··· Material supplied

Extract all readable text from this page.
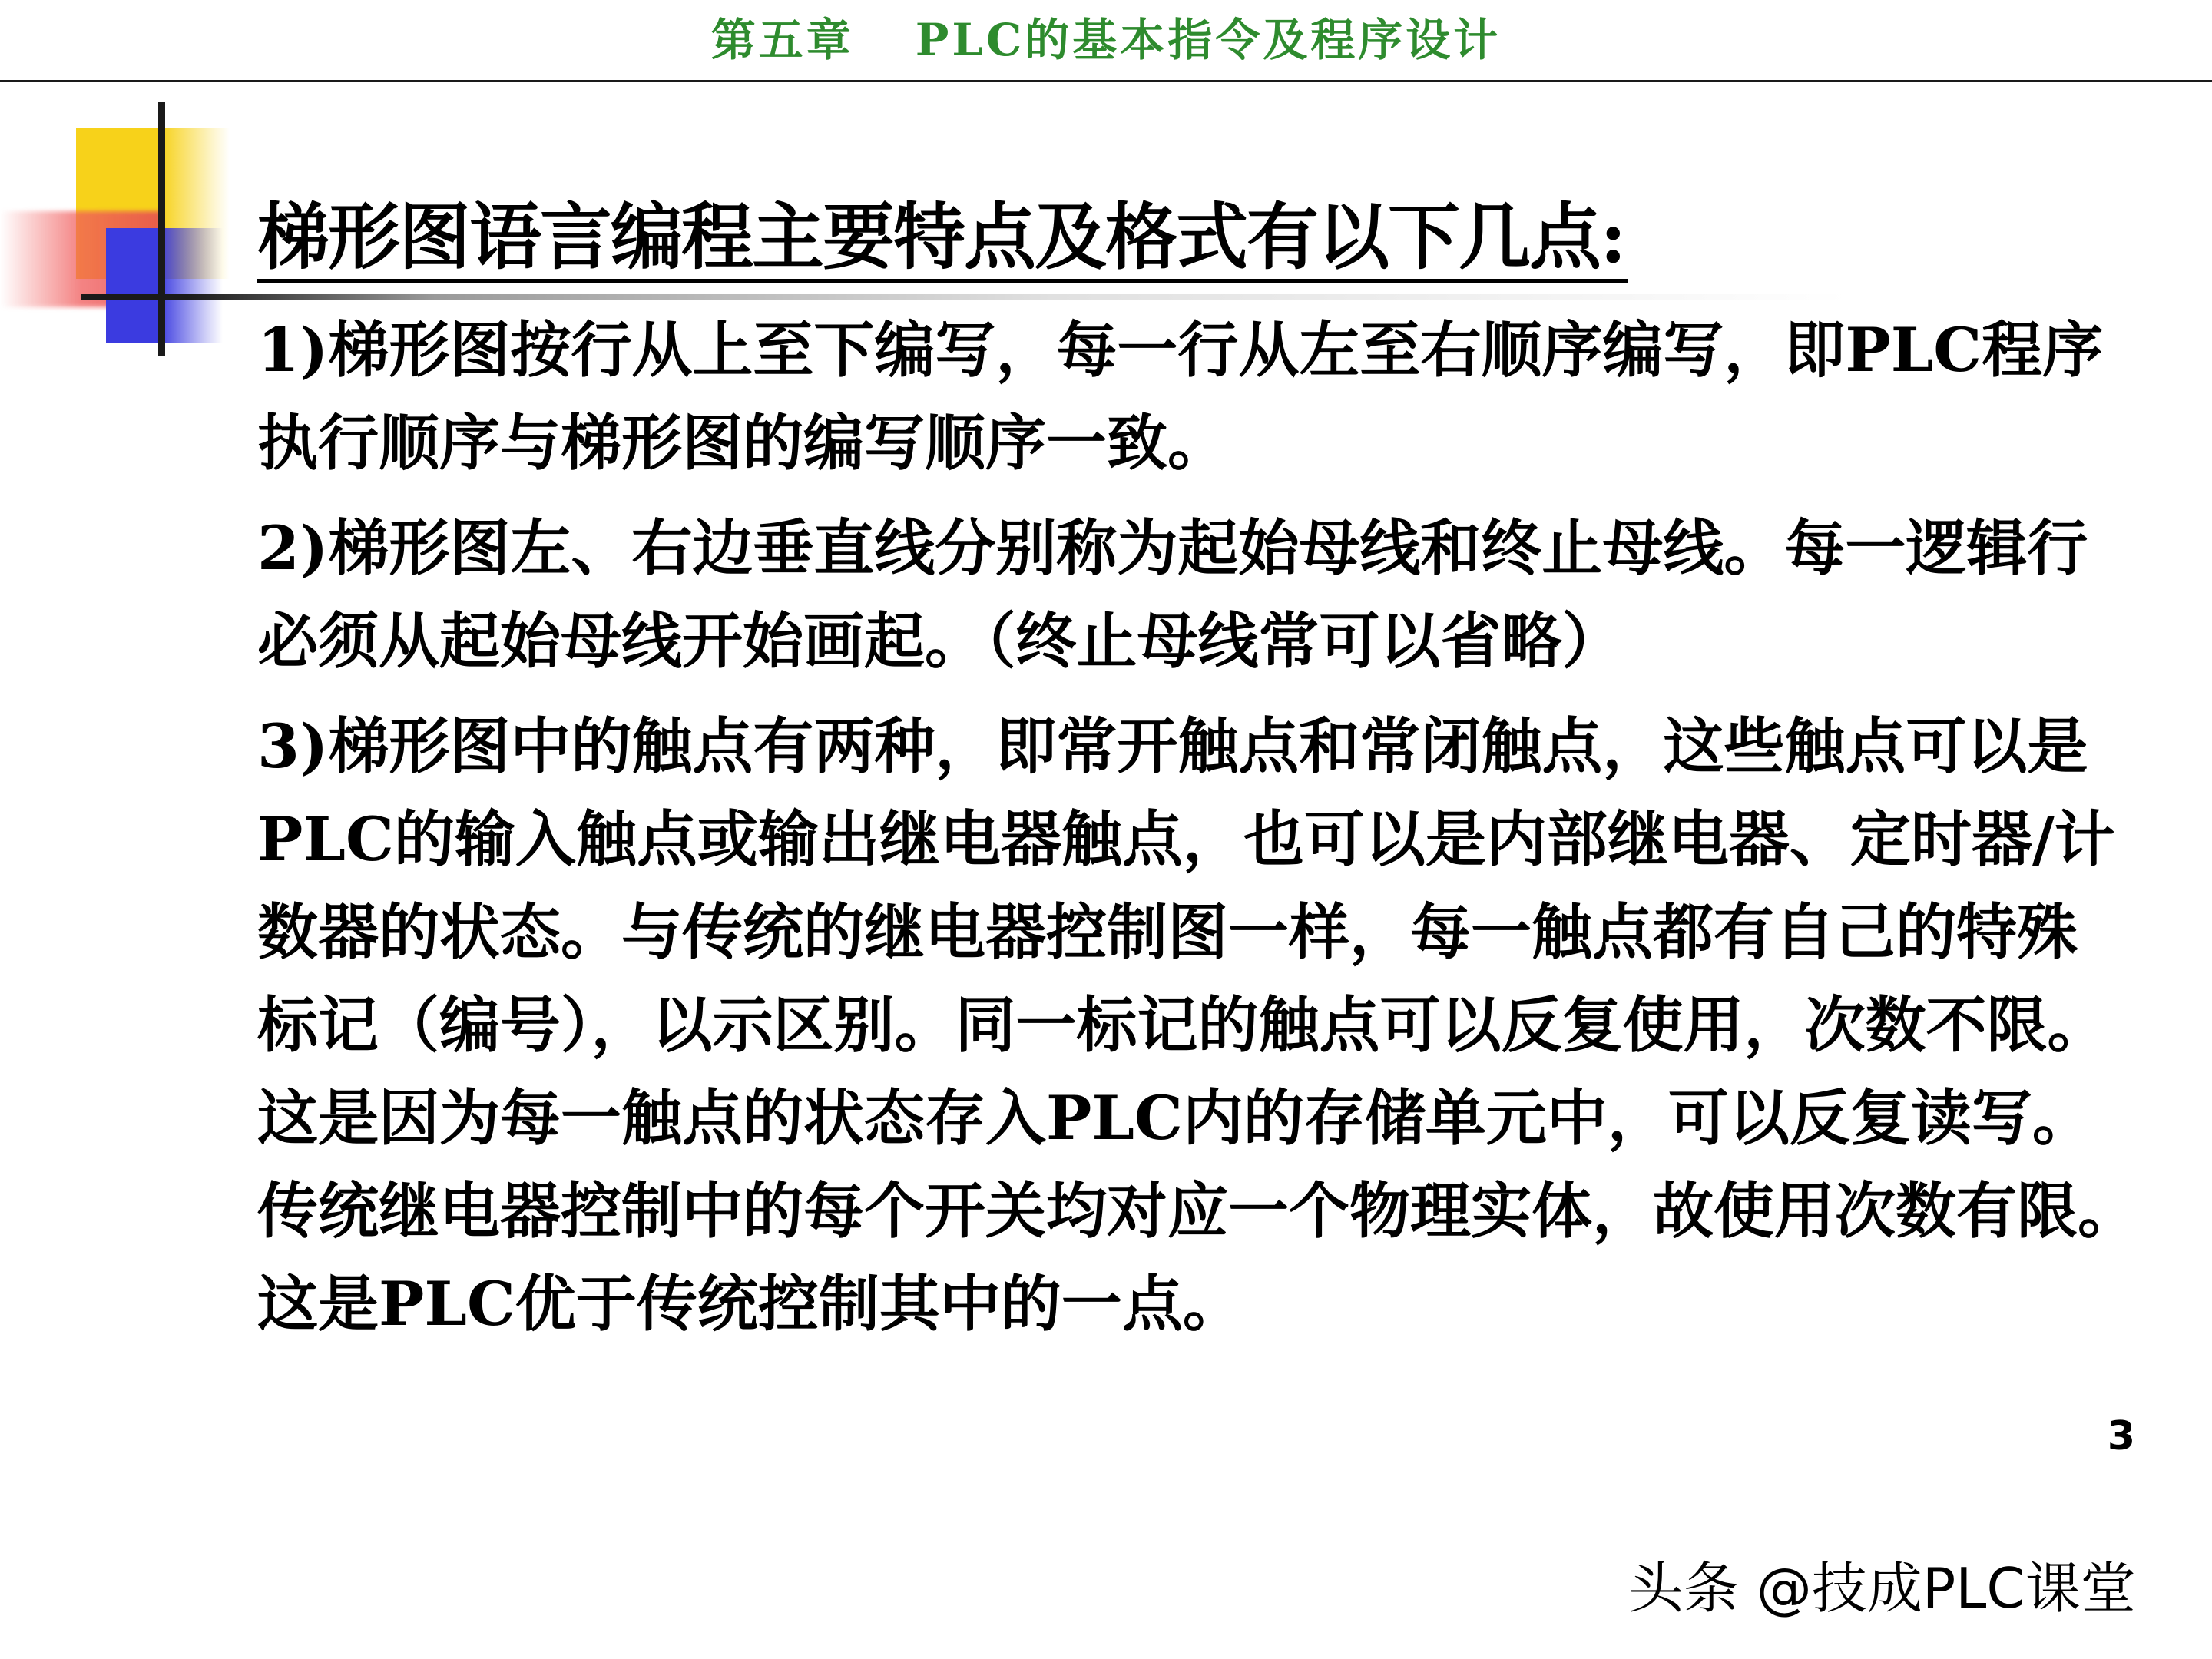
第五章 PLC的基本指令及程序设计
梯形图语言编程主要特点及格式有以下几点:
1)梯形图按行从上至下编写，每一行从左至右顺序编写，即PLC程序
执行顺序与梯形图的编写顺序一致。
2)梯形图左、右边垂直线分别称为起始母线和终止母线。每一逻辑行
必须从起始母线开始画起。（终止母线常可以省略）
3)梯形图中的触点有两种，即常开触点和常闭触点，这些触点可以是
PLC的输入触点或输出继电器触点，也可以是内部继电器、定时器/计
数器的状态。与传统的继电器控制图一样，每一触点都有自己的特殊
标记（编号），以示区别。同一标记的触点可以反复使用，次数不限。
这是因为每一触点的状态存入PLC内的存储单元中，可以反复读写。
传统继电器控制中的每个开关均对应一个物理实体，故使用次数有限。
这是PLC优于传统控制其中的一点。
3
头条 @技成PLC课堂
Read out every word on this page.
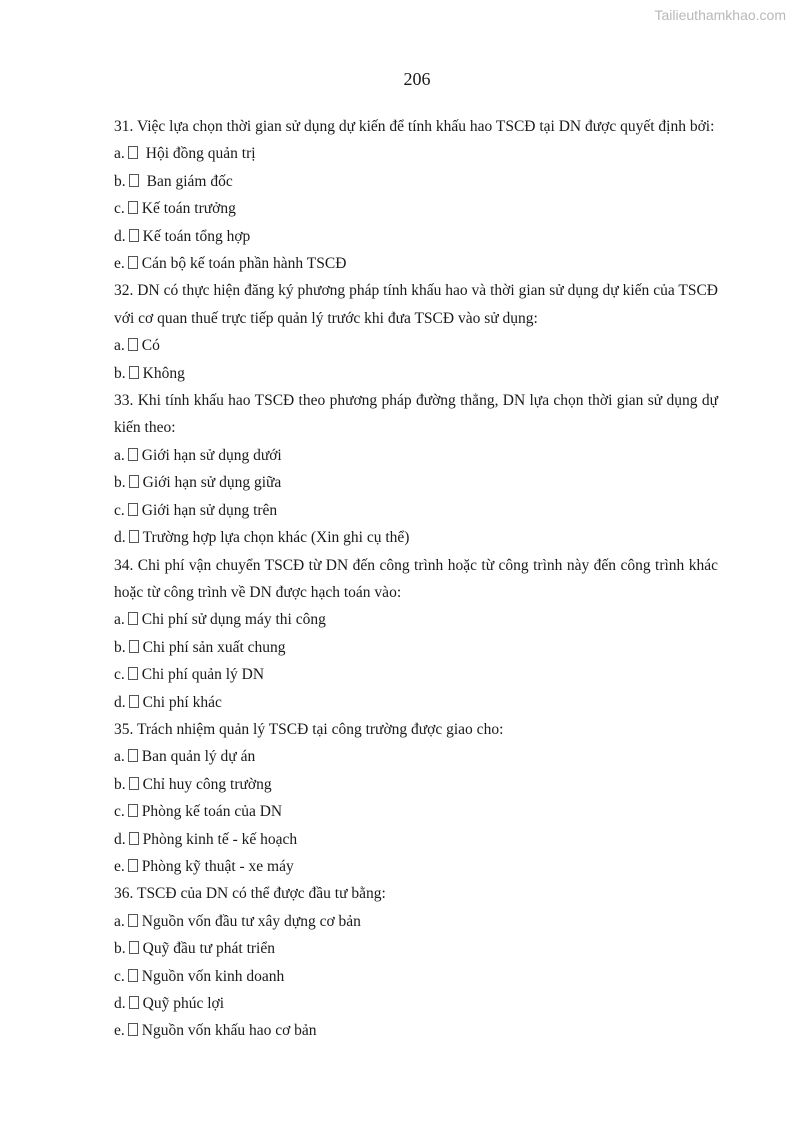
Tailieuthamkhao.com
206
31. Việc lựa chọn thời gian sử dụng dự kiến để tính khấu hao TSCĐ tại DN được quyết định bởi:
a. Hội đồng quản trị
b. Ban giám đốc
c. Kế toán trưởng
d. Kế toán tổng hợp
e. Cán bộ kế toán phần hành TSCĐ
32. DN có thực hiện đăng ký phương pháp tính khấu hao và thời gian sử dụng dự kiến của TSCĐ với cơ quan thuế trực tiếp quản lý trước khi đưa TSCĐ vào sử dụng:
a. Có
b. Không
33. Khi tính khấu hao TSCĐ theo phương pháp đường thẳng, DN lựa chọn thời gian sử dụng dự kiến theo:
a. Giới hạn sử dụng dưới
b. Giới hạn sử dụng giữa
c. Giới hạn sử dụng trên
d. Trường hợp lựa chọn khác (Xin ghi cụ thể)
34. Chi phí vận chuyển TSCĐ từ DN đến công trình hoặc từ công trình này đến công trình khác hoặc từ công trình về DN được hạch toán vào:
a. Chi phí sử dụng máy thi công
b. Chi phí sản xuất chung
c. Chi phí quản lý DN
d. Chi phí khác
35. Trách nhiệm quản lý TSCĐ tại công trường được giao cho:
a. Ban quản lý dự án
b. Chỉ huy công trường
c. Phòng kế toán của DN
d. Phòng kinh tế - kế hoạch
e. Phòng kỹ thuật - xe máy
36. TSCĐ của DN có thể được đầu tư bằng:
a. Nguồn vốn đầu tư xây dựng cơ bản
b. Quỹ đầu tư phát triển
c. Nguồn vốn kinh doanh
d. Quỹ phúc lợi
e. Nguồn vốn khấu hao cơ bản
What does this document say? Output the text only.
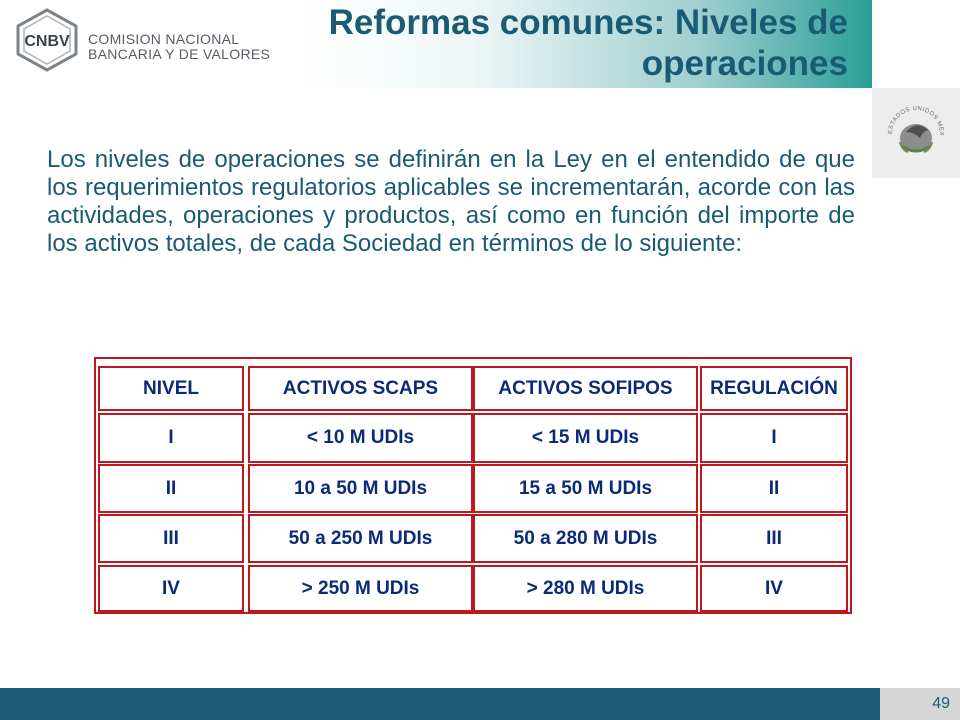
Reformas comunes: Niveles de operaciones
CNBV COMISION NACIONAL
BANCARIA Y DE VALORES
ESTADOS UNIDOS MEX

Los niveles de operaciones se definirán en la Ley en el entendido de que los requerimientos regulatorios aplicables se incrementarán, acorde con las actividades, operaciones y productos, así como en función del importe de los activos totales, de cada Sociedad en términos de lo siguiente:

NIVEL	ACTIVOS SCAPS	ACTIVOS SOFIPOS	REGULACIÓN
I	< 10 M UDIs	< 15 M UDIs	I
II	10 a 50 M UDIs	15 a 50 M UDIs	II
III	50 a 250 M UDIs	50 a 280 M UDIs	III
IV	> 250 M UDIs	> 280 M UDIs	IV
49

······

* **Work to do**
Take the listing and print it again exactly, but without any pictures.

* **Answer to this problem**
Extract all readable text from this page.
第五章 PLC的基本指令及程序设计
梯形图语言编程主要特点及格式有以下几点:
1)梯形图按行从上至下编写，每一行从左至右顺序编写，即PLC程序
执行顺序与梯形图的编写顺序一致。
2)梯形图左、右边垂直线分别称为起始母线和终止母线。每一逻辑行
必须从起始母线开始画起。（终止母线常可以省略）
3)梯形图中的触点有两种，即常开触点和常闭触点，这些触点可以是
PLC的输入触点或输出继电器触点，也可以是内部继电器、定时器/计
数器的状态。与传统的继电器控制图一样，每一触点都有自己的特殊
标记（编号），以示区别。同一标记的触点可以反复使用，次数不限。
这是因为每一触点的状态存入PLC内的存储单元中，可以反复读写。
传统继电器控制中的每个开关均对应一个物理实体，故使用次数有限。
这是PLC优于传统控制其中的一点。
3
头条 @技成PLC课堂
Read out every word on this page.
Tailieuthamkhao.com
206
31. Việc lựa chọn thời gian sử dụng dự kiến để tính khấu hao TSCĐ tại DN được quyết định bởi:
a. Hội đồng quản trị
b. Ban giám đốc
c. Kế toán trưởng
d. Kế toán tổng hợp
e. Cán bộ kế toán phần hành TSCĐ
32. DN có thực hiện đăng ký phương pháp tính khấu hao và thời gian sử dụng dự kiến của TSCĐ với cơ quan thuế trực tiếp quản lý trước khi đưa TSCĐ vào sử dụng:
a. Có
b. Không
33. Khi tính khấu hao TSCĐ theo phương pháp đường thẳng, DN lựa chọn thời gian sử dụng dự kiến theo:
a. Giới hạn sử dụng dưới
b. Giới hạn sử dụng giữa
c. Giới hạn sử dụng trên
d. Trường hợp lựa chọn khác (Xin ghi cụ thể)
34. Chi phí vận chuyển TSCĐ từ DN đến công trình hoặc từ công trình này đến công trình khác hoặc từ công trình về DN được hạch toán vào:
a. Chi phí sử dụng máy thi công
b. Chi phí sản xuất chung
c. Chi phí quản lý DN
d. Chi phí khác
35. Trách nhiệm quản lý TSCĐ tại công trường được giao cho:
a. Ban quản lý dự án
b. Chỉ huy công trường
c. Phòng kế toán của DN
d. Phòng kinh tế - kế hoạch
e. Phòng kỹ thuật - xe máy
36. TSCĐ của DN có thể được đầu tư bằng:
a. Nguồn vốn đầu tư xây dựng cơ bản
b. Quỹ đầu tư phát triển
c. Nguồn vốn kinh doanh
d. Quỹ phúc lợi
e. Nguồn vốn khấu hao cơ bản
What does this document say? Output the text only.
Reformas comunes: Niveles de operaciones
CNBV COMISION NACIONAL
BANCARIA Y DE VALORES
ESTADOS UNIDOS MEX

Los niveles de operaciones se definirán en la Ley en el entendido de que los requerimientos regulatorios aplicables se incrementarán, acorde con las actividades, operaciones y productos, así como en función del importe de los activos totales, de cada Sociedad en términos de lo siguiente:

NIVEL	ACTIVOS SCAPS	ACTIVOS SOFIPOS	REGULACIÓN
I	< 10 M UDIs	< 15 M UDIs	I
II	10 a 50 M UDIs	15 a 50 M UDIs	II
III	50 a 250 M UDIs	50 a 280 M UDIs	III
IV	> 250 M UDIs	> 280 M UDIs	IV
49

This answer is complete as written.